**Task brief:** Collect each line of the records containing the string "Architects".

(Saved entries)
──────────────────────────────
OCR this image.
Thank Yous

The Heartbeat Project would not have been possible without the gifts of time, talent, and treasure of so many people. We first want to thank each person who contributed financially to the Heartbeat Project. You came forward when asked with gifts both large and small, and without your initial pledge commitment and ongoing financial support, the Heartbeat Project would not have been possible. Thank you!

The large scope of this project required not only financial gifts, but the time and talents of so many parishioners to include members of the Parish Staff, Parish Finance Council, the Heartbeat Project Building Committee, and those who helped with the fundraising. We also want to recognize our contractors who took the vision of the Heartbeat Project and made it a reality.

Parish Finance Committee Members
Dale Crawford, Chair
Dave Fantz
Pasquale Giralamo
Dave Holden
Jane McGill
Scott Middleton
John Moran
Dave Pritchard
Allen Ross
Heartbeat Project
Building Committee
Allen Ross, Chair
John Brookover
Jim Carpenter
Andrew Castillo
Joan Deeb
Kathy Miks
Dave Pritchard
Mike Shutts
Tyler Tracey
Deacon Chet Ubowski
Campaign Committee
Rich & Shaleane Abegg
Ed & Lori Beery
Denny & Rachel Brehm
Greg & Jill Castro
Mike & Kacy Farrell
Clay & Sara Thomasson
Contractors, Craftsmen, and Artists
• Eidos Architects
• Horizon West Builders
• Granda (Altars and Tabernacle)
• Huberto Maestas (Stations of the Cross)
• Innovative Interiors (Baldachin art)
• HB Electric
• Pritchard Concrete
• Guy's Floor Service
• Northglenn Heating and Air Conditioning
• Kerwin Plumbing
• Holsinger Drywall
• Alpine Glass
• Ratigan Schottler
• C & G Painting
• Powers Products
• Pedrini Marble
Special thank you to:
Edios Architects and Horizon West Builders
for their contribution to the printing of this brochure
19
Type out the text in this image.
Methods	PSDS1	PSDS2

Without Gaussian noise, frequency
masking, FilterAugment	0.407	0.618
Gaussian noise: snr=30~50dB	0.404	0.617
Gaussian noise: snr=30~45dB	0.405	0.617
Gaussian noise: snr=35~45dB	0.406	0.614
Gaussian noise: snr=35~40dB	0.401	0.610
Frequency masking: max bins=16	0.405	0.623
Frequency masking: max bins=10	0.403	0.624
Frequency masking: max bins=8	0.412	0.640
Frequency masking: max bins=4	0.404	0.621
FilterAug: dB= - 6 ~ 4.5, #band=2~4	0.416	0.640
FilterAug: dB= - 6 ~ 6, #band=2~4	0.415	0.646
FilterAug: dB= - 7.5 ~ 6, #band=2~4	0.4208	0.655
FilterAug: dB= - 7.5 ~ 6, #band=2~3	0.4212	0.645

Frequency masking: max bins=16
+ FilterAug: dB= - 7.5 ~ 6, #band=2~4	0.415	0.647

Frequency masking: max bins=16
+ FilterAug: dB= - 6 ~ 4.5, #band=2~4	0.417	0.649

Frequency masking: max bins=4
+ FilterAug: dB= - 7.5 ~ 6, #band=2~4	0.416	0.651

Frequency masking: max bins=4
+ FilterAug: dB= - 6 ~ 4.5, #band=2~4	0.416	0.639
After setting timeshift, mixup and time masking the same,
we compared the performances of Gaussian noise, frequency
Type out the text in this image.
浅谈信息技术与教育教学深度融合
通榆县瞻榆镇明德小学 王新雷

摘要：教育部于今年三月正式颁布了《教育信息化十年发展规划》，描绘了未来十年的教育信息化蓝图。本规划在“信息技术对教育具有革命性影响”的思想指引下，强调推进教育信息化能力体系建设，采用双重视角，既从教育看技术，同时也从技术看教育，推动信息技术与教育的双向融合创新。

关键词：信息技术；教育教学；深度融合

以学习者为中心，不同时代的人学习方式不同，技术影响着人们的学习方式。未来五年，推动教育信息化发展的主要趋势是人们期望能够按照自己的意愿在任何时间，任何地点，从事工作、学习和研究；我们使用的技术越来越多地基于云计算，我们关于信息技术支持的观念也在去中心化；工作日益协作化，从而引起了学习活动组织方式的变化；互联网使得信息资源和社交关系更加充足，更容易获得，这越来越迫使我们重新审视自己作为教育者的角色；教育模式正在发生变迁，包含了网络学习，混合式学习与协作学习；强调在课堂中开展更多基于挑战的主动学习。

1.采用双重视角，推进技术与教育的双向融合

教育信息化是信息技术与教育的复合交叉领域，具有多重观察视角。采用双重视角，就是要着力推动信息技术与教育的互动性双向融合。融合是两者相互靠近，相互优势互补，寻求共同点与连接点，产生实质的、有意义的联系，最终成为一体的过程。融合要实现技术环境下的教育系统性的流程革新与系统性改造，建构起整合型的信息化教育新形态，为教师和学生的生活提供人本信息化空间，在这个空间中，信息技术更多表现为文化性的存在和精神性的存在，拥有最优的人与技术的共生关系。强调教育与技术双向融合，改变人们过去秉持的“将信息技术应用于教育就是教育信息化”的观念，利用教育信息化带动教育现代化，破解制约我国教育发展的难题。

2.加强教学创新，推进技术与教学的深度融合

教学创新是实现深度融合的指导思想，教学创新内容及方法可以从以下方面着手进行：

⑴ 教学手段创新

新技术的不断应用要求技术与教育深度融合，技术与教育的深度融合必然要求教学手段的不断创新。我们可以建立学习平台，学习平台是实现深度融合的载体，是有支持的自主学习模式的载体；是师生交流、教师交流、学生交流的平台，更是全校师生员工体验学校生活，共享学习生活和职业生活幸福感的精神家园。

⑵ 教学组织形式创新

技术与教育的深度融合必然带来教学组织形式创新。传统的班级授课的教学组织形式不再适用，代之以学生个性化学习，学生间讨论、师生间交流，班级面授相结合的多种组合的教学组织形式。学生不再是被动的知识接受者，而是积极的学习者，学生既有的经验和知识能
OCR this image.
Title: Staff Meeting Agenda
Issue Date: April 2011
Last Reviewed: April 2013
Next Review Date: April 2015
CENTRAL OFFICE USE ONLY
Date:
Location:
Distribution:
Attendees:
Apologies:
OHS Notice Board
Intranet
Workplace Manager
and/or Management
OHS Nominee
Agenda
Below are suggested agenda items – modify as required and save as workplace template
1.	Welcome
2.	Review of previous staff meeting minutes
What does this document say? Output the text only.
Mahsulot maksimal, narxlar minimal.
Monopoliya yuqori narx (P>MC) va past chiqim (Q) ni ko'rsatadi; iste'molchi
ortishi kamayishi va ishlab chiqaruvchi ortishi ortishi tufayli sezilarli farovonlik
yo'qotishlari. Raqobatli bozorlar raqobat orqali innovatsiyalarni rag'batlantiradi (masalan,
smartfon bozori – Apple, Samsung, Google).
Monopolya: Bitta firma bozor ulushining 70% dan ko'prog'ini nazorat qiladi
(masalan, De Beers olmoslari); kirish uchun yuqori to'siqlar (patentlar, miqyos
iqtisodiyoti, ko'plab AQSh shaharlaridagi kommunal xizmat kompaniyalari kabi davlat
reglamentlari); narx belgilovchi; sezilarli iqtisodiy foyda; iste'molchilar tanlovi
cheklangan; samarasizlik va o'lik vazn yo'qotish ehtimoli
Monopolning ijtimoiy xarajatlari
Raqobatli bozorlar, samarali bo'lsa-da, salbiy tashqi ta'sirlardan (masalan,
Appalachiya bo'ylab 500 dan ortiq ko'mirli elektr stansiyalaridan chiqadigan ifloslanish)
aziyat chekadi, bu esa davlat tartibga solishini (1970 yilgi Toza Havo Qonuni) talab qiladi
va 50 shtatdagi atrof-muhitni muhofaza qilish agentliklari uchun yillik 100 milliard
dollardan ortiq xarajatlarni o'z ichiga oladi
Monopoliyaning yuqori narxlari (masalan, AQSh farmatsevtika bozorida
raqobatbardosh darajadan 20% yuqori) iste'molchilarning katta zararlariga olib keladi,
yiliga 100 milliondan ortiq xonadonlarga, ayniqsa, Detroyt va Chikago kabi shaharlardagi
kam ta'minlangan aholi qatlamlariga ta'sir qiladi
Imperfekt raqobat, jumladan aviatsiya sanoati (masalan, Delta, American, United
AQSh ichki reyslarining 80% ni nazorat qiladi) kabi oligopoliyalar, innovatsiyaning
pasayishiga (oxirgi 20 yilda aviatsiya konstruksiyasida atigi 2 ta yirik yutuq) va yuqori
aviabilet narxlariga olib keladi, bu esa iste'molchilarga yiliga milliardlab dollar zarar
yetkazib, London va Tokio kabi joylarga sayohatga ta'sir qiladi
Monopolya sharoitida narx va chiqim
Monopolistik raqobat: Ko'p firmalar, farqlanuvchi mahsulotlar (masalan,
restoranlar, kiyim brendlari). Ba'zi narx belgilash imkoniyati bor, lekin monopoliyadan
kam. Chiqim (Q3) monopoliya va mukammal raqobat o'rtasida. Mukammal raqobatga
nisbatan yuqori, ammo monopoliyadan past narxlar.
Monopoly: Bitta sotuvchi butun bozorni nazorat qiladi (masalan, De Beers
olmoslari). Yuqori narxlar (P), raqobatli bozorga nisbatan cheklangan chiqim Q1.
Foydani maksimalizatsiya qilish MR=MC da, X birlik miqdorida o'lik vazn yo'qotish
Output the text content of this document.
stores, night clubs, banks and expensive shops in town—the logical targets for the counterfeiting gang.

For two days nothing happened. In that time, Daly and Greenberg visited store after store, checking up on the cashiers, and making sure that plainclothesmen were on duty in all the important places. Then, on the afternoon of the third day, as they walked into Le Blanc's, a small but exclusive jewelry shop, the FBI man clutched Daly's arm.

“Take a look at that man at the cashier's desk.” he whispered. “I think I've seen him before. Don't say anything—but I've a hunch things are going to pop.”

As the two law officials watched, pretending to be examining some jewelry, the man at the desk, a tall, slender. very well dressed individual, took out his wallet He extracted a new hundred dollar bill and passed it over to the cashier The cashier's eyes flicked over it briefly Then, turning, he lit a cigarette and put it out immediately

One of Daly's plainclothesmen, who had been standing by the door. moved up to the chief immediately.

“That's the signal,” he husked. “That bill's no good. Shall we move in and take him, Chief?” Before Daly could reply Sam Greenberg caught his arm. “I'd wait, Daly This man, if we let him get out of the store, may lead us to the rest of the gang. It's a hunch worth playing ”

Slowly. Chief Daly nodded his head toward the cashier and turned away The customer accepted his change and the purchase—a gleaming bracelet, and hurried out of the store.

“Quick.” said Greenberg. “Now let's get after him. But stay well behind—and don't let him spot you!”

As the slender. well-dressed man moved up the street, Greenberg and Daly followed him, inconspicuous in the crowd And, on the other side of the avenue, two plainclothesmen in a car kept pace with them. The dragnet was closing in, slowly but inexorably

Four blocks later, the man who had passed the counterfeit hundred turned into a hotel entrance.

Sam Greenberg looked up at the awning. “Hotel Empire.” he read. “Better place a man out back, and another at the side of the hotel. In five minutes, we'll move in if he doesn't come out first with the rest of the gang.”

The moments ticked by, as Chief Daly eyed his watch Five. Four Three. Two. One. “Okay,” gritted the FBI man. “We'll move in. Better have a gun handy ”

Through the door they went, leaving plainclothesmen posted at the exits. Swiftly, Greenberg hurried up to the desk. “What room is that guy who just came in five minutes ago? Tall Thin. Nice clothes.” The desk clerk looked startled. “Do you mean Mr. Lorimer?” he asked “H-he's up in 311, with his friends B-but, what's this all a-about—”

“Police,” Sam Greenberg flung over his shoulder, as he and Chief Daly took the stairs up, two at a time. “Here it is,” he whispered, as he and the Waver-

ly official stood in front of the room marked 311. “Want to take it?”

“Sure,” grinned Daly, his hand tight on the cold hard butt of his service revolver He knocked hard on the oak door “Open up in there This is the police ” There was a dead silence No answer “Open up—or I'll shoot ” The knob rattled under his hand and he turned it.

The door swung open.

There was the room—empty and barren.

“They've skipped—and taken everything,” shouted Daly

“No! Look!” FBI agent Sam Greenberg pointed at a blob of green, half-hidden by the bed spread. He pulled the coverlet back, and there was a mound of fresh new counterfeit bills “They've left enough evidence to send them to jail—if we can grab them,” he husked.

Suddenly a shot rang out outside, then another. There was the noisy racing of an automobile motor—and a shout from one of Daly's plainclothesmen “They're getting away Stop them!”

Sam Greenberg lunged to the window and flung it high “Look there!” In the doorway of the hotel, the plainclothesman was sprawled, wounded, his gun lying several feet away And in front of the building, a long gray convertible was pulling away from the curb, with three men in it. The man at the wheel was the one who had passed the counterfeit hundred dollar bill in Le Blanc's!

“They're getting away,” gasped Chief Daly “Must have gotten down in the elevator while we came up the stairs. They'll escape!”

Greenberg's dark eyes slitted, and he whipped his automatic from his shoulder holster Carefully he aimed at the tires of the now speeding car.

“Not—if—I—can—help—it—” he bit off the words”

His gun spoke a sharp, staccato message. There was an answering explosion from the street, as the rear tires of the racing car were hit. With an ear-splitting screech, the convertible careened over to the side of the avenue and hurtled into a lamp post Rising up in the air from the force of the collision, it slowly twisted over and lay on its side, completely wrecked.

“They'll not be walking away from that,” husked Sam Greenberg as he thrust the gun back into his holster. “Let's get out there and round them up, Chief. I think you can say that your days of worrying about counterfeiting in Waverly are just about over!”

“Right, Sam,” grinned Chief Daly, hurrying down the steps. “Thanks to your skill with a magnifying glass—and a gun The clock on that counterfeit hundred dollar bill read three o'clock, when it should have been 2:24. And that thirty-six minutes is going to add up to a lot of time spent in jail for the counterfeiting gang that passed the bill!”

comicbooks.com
──────────────────────────────
**Finished exercise:**
• Eidos Architects
Edios Architects and Horizon West Builders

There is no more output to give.